Your goal: Copy, from the entries below, each line where the word "Show" can be found.

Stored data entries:
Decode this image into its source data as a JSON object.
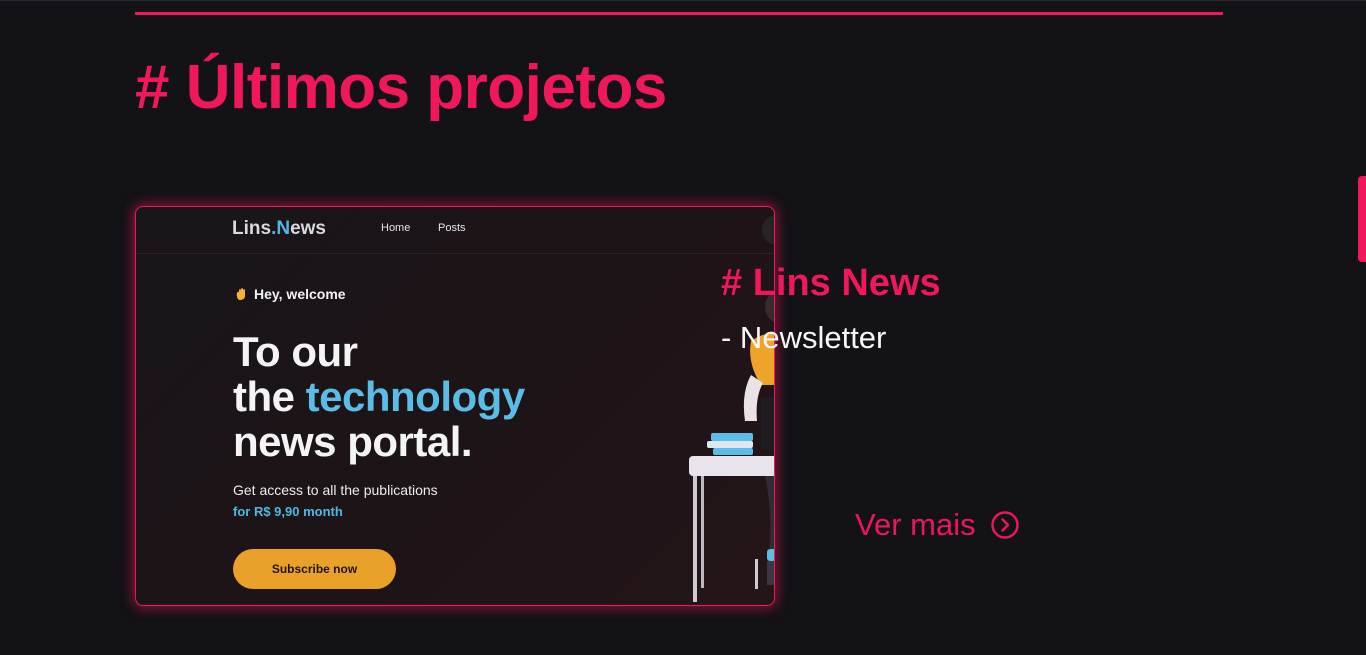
{
  "section": {
    "title": "# Últimos projetos"
  },
  "project": {
    "name": "# Lins News",
    "type": "- Newsletter",
    "cta_label": "Ver mais",
    "cta_icon": "chevron-right-circle-icon"
  },
  "preview": {
    "logo_prefix": "Lins",
    "logo_dot": ".",
    "logo_suffix": "News",
    "nav": [
      "Home",
      "Posts"
    ],
    "greeting": "Hey, welcome",
    "greeting_icon": "waving-hand-icon",
    "hero_line1": "To our",
    "hero_line2_a": "the ",
    "hero_line2_b": "technology",
    "hero_line3": "news portal.",
    "description": "Get access to all the publications",
    "price": "for R$ 9,90 month",
    "button_label": "Subscribe now"
  },
  "colors": {
    "background": "#131217",
    "accent": "#f0185a",
    "preview_blue": "#4fb8e6",
    "preview_button": "#e9a12a"
  }
}
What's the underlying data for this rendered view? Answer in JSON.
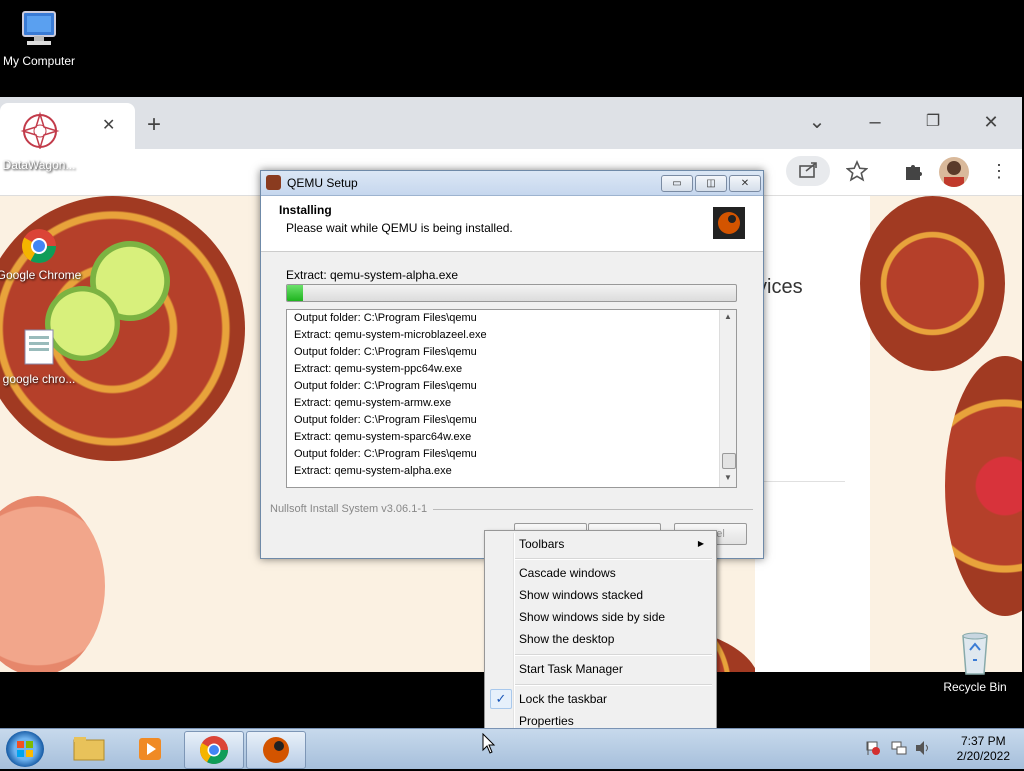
{
  "desktop": {
    "icons": [
      {
        "label": "My Computer"
      },
      {
        "label": "DataWagon..."
      },
      {
        "label": "Google Chrome"
      },
      {
        "label": "google chro..."
      },
      {
        "label": "Recycle Bin"
      }
    ]
  },
  "chrome": {
    "page_partial_text": "vices",
    "window_buttons": {
      "dropdown": "⌄",
      "minimize": "–",
      "restore": "❐",
      "close": "✕"
    },
    "new_tab": "+",
    "tab_close": "✕"
  },
  "qemu": {
    "title": "QEMU Setup",
    "header_title": "Installing",
    "header_subtitle": "Please wait while QEMU is being installed.",
    "current_action": "Extract: qemu-system-alpha.exe",
    "progress": 0.035,
    "log": [
      "Output folder: C:\\Program Files\\qemu",
      "Extract: qemu-system-microblazeel.exe",
      "Output folder: C:\\Program Files\\qemu",
      "Extract: qemu-system-ppc64w.exe",
      "Output folder: C:\\Program Files\\qemu",
      "Extract: qemu-system-armw.exe",
      "Output folder: C:\\Program Files\\qemu",
      "Extract: qemu-system-sparc64w.exe",
      "Output folder: C:\\Program Files\\qemu",
      "Extract: qemu-system-alpha.exe"
    ],
    "branding": "Nullsoft Install System v3.06.1-1",
    "cancel_fragment": "el"
  },
  "context_menu": {
    "toolbars": "Toolbars",
    "cascade": "Cascade windows",
    "stacked": "Show windows stacked",
    "side_by_side": "Show windows side by side",
    "show_desktop": "Show the desktop",
    "task_manager": "Start Task Manager",
    "lock_taskbar": "Lock the taskbar",
    "properties": "Properties"
  },
  "taskbar": {
    "time": "7:37 PM",
    "date": "2/20/2022"
  }
}
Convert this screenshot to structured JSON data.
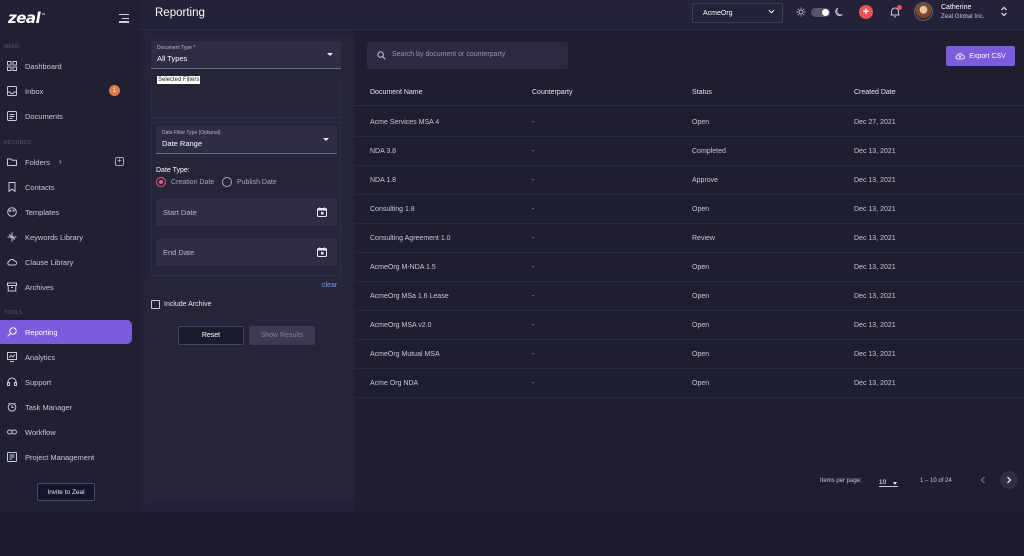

Output:
    "stacked": "Show windows stacked",
    "side_by_side": "Show windows side by side",
    "show_desktop": "Show the desktop",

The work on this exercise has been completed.